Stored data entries
____________
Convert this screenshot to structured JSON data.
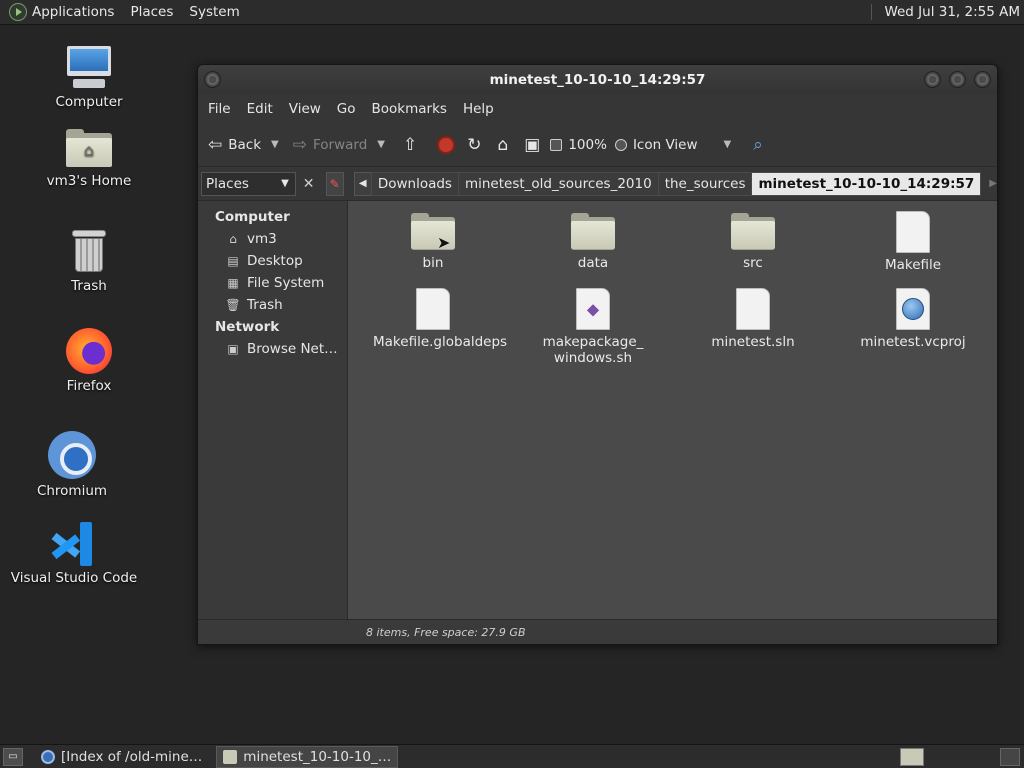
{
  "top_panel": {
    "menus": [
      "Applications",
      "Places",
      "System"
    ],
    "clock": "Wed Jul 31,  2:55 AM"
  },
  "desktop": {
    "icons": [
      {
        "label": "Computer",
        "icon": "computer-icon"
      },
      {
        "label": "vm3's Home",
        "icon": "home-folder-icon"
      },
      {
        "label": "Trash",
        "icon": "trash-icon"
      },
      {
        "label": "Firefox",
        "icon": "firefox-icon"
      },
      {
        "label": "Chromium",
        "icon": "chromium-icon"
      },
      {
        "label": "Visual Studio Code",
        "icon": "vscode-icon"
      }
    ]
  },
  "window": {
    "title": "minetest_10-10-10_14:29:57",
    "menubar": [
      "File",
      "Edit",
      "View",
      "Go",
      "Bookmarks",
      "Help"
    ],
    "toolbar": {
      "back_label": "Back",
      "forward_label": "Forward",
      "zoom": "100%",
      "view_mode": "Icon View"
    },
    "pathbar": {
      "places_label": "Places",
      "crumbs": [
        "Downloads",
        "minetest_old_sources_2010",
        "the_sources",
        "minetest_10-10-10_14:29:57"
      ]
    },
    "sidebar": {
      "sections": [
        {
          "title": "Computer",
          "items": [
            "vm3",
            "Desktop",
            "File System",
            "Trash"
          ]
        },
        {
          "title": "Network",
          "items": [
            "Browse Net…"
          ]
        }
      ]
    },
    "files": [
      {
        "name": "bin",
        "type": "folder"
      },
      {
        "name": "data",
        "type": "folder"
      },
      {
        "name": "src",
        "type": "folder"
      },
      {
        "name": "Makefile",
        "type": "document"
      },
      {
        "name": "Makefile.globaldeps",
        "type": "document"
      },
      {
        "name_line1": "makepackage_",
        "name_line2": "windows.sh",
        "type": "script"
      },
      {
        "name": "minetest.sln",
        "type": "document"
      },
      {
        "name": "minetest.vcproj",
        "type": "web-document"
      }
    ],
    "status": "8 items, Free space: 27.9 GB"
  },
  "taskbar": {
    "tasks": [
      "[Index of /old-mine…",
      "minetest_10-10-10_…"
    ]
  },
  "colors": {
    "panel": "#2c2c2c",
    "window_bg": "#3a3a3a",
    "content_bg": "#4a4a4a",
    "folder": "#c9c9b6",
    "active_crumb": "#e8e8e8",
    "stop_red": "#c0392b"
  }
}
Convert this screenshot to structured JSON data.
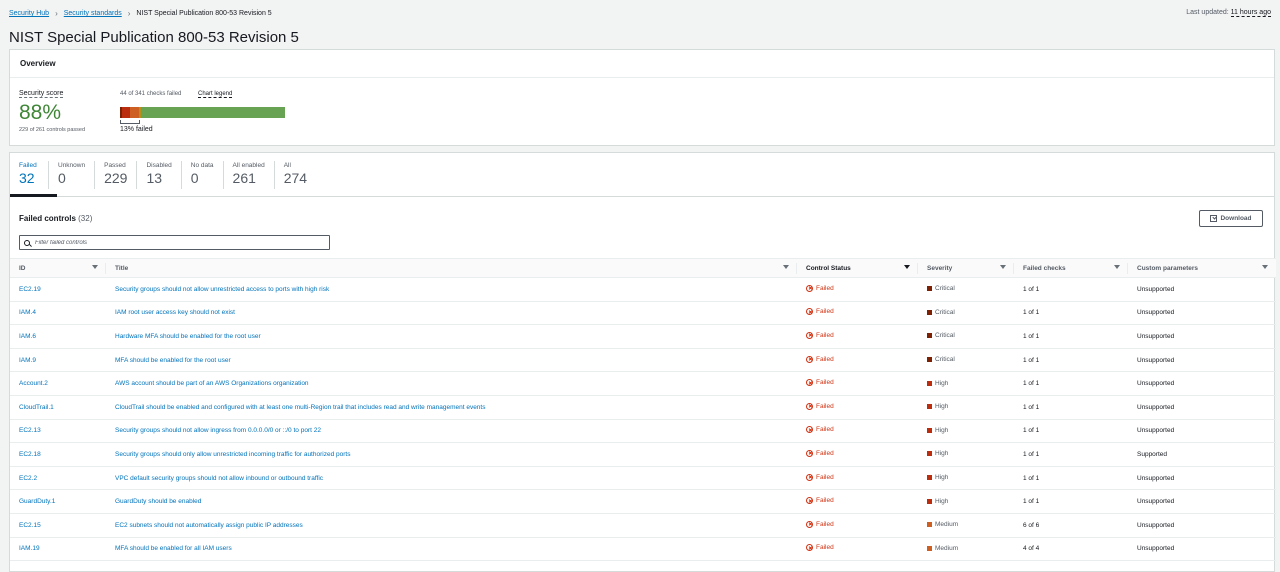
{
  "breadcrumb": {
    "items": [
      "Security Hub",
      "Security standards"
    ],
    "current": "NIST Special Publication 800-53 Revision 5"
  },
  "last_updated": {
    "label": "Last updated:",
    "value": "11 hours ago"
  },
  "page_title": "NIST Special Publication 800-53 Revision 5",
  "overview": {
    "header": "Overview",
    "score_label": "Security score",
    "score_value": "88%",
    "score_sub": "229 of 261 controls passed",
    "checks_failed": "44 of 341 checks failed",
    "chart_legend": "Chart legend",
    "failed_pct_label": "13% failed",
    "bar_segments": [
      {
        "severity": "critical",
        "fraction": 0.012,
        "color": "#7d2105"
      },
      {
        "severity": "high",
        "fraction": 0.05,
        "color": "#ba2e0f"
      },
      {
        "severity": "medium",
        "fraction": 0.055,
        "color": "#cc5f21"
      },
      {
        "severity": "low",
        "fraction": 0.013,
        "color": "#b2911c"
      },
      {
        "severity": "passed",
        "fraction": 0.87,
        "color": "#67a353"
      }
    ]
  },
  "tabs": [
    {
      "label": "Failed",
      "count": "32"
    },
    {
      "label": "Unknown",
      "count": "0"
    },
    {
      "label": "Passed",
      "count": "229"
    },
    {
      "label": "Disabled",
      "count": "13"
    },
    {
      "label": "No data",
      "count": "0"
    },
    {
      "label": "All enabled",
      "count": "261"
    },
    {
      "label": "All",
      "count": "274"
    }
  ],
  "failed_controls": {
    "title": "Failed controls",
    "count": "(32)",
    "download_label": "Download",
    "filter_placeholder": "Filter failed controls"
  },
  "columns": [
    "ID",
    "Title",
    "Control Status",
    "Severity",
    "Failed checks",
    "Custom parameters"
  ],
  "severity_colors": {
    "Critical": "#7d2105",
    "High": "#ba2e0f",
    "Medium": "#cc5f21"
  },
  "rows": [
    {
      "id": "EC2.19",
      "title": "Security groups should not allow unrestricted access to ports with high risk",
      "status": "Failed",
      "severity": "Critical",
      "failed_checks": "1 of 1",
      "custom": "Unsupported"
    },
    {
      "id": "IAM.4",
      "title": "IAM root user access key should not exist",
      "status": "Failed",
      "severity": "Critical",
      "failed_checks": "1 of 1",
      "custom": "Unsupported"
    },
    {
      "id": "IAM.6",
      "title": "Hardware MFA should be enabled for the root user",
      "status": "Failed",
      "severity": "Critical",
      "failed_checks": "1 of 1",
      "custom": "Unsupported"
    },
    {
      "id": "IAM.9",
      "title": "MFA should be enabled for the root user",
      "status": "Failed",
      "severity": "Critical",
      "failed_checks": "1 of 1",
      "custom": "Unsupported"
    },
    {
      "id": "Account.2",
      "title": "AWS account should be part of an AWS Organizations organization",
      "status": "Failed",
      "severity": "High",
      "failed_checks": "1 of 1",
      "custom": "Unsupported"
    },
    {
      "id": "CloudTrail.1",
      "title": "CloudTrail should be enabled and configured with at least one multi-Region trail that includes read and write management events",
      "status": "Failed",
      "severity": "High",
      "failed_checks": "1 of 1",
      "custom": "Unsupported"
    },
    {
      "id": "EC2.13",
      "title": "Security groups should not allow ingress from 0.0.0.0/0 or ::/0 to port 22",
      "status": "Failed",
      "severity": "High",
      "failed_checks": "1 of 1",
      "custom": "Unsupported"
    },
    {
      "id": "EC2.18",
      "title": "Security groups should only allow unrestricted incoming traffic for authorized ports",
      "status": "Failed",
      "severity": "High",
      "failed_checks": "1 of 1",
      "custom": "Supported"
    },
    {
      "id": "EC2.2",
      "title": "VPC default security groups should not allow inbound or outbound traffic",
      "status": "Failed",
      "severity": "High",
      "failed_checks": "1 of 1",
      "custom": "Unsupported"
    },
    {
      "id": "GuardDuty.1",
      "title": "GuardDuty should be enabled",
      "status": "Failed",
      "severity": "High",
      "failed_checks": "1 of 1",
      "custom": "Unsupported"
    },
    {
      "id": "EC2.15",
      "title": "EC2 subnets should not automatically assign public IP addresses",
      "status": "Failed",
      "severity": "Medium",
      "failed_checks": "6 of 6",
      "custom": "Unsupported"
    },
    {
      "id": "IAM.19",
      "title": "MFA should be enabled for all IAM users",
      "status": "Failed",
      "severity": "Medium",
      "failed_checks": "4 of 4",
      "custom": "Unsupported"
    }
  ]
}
____________
Make an exact copy of the whole listing, but don't bring over any pictures.

* _RESULT OF THIS EXERCISE_:
Convert this screenshot to structured JSON data.
{
  "top_panel": {
    "menus": [
      "Applications",
      "Places",
      "System"
    ],
    "clock": "Wed Jul 31,  2:55 AM"
  },
  "desktop": {
    "icons": [
      {
        "label": "Computer",
        "icon": "computer-icon"
      },
      {
        "label": "vm3's Home",
        "icon": "home-folder-icon"
      },
      {
        "label": "Trash",
        "icon": "trash-icon"
      },
      {
        "label": "Firefox",
        "icon": "firefox-icon"
      },
      {
        "label": "Chromium",
        "icon": "chromium-icon"
      },
      {
        "label": "Visual Studio Code",
        "icon": "vscode-icon"
      }
    ]
  },
  "window": {
    "title": "minetest_10-10-10_14:29:57",
    "menubar": [
      "File",
      "Edit",
      "View",
      "Go",
      "Bookmarks",
      "Help"
    ],
    "toolbar": {
      "back_label": "Back",
      "forward_label": "Forward",
      "zoom": "100%",
      "view_mode": "Icon View"
    },
    "pathbar": {
      "places_label": "Places",
      "crumbs": [
        "Downloads",
        "minetest_old_sources_2010",
        "the_sources",
        "minetest_10-10-10_14:29:57"
      ]
    },
    "sidebar": {
      "sections": [
        {
          "title": "Computer",
          "items": [
            "vm3",
            "Desktop",
            "File System",
            "Trash"
          ]
        },
        {
          "title": "Network",
          "items": [
            "Browse Net…"
          ]
        }
      ]
    },
    "files": [
      {
        "name": "bin",
        "type": "folder"
      },
      {
        "name": "data",
        "type": "folder"
      },
      {
        "name": "src",
        "type": "folder"
      },
      {
        "name": "Makefile",
        "type": "document"
      },
      {
        "name": "Makefile.globaldeps",
        "type": "document"
      },
      {
        "name_line1": "makepackage_",
        "name_line2": "windows.sh",
        "type": "script"
      },
      {
        "name": "minetest.sln",
        "type": "document"
      },
      {
        "name": "minetest.vcproj",
        "type": "web-document"
      }
    ],
    "status": "8 items, Free space: 27.9 GB"
  },
  "taskbar": {
    "tasks": [
      "[Index of /old-mine…",
      "minetest_10-10-10_…"
    ]
  },
  "colors": {
    "panel": "#2c2c2c",
    "window_bg": "#3a3a3a",
    "content_bg": "#4a4a4a",
    "folder": "#c9c9b6",
    "active_crumb": "#e8e8e8",
    "stop_red": "#c0392b"
  }
}
Convert this screenshot to structured JSON data.
{
  "breadcrumb": {
    "items": [
      "Security Hub",
      "Security standards"
    ],
    "current": "NIST Special Publication 800-53 Revision 5"
  },
  "last_updated": {
    "label": "Last updated:",
    "value": "11 hours ago"
  },
  "page_title": "NIST Special Publication 800-53 Revision 5",
  "overview": {
    "header": "Overview",
    "score_label": "Security score",
    "score_value": "88%",
    "score_sub": "229 of 261 controls passed",
    "checks_failed": "44 of 341 checks failed",
    "chart_legend": "Chart legend",
    "failed_pct_label": "13% failed",
    "bar_segments": [
      {
        "severity": "critical",
        "fraction": 0.012,
        "color": "#7d2105"
      },
      {
        "severity": "high",
        "fraction": 0.05,
        "color": "#ba2e0f"
      },
      {
        "severity": "medium",
        "fraction": 0.055,
        "color": "#cc5f21"
      },
      {
        "severity": "low",
        "fraction": 0.013,
        "color": "#b2911c"
      },
      {
        "severity": "passed",
        "fraction": 0.87,
        "color": "#67a353"
      }
    ]
  },
  "tabs": [
    {
      "label": "Failed",
      "count": "32"
    },
    {
      "label": "Unknown",
      "count": "0"
    },
    {
      "label": "Passed",
      "count": "229"
    },
    {
      "label": "Disabled",
      "count": "13"
    },
    {
      "label": "No data",
      "count": "0"
    },
    {
      "label": "All enabled",
      "count": "261"
    },
    {
      "label": "All",
      "count": "274"
    }
  ],
  "failed_controls": {
    "title": "Failed controls",
    "count": "(32)",
    "download_label": "Download",
    "filter_placeholder": "Filter failed controls"
  },
  "columns": [
    "ID",
    "Title",
    "Control Status",
    "Severity",
    "Failed checks",
    "Custom parameters"
  ],
  "severity_colors": {
    "Critical": "#7d2105",
    "High": "#ba2e0f",
    "Medium": "#cc5f21"
  },
  "rows": [
    {
      "id": "EC2.19",
      "title": "Security groups should not allow unrestricted access to ports with high risk",
      "status": "Failed",
      "severity": "Critical",
      "failed_checks": "1 of 1",
      "custom": "Unsupported"
    },
    {
      "id": "IAM.4",
      "title": "IAM root user access key should not exist",
      "status": "Failed",
      "severity": "Critical",
      "failed_checks": "1 of 1",
      "custom": "Unsupported"
    },
    {
      "id": "IAM.6",
      "title": "Hardware MFA should be enabled for the root user",
      "status": "Failed",
      "severity": "Critical",
      "failed_checks": "1 of 1",
      "custom": "Unsupported"
    },
    {
      "id": "IAM.9",
      "title": "MFA should be enabled for the root user",
      "status": "Failed",
      "severity": "Critical",
      "failed_checks": "1 of 1",
      "custom": "Unsupported"
    },
    {
      "id": "Account.2",
      "title": "AWS account should be part of an AWS Organizations organization",
      "status": "Failed",
      "severity": "High",
      "failed_checks": "1 of 1",
      "custom": "Unsupported"
    },
    {
      "id": "CloudTrail.1",
      "title": "CloudTrail should be enabled and configured with at least one multi-Region trail that includes read and write management events",
      "status": "Failed",
      "severity": "High",
      "failed_checks": "1 of 1",
      "custom": "Unsupported"
    },
    {
      "id": "EC2.13",
      "title": "Security groups should not allow ingress from 0.0.0.0/0 or ::/0 to port 22",
      "status": "Failed",
      "severity": "High",
      "failed_checks": "1 of 1",
      "custom": "Unsupported"
    },
    {
      "id": "EC2.18",
      "title": "Security groups should only allow unrestricted incoming traffic for authorized ports",
      "status": "Failed",
      "severity": "High",
      "failed_checks": "1 of 1",
      "custom": "Supported"
    },
    {
      "id": "EC2.2",
      "title": "VPC default security groups should not allow inbound or outbound traffic",
      "status": "Failed",
      "severity": "High",
      "failed_checks": "1 of 1",
      "custom": "Unsupported"
    },
    {
      "id": "GuardDuty.1",
      "title": "GuardDuty should be enabled",
      "status": "Failed",
      "severity": "High",
      "failed_checks": "1 of 1",
      "custom": "Unsupported"
    },
    {
      "id": "EC2.15",
      "title": "EC2 subnets should not automatically assign public IP addresses",
      "status": "Failed",
      "severity": "Medium",
      "failed_checks": "6 of 6",
      "custom": "Unsupported"
    },
    {
      "id": "IAM.19",
      "title": "MFA should be enabled for all IAM users",
      "status": "Failed",
      "severity": "Medium",
      "failed_checks": "4 of 4",
      "custom": "Unsupported"
    }
  ]
}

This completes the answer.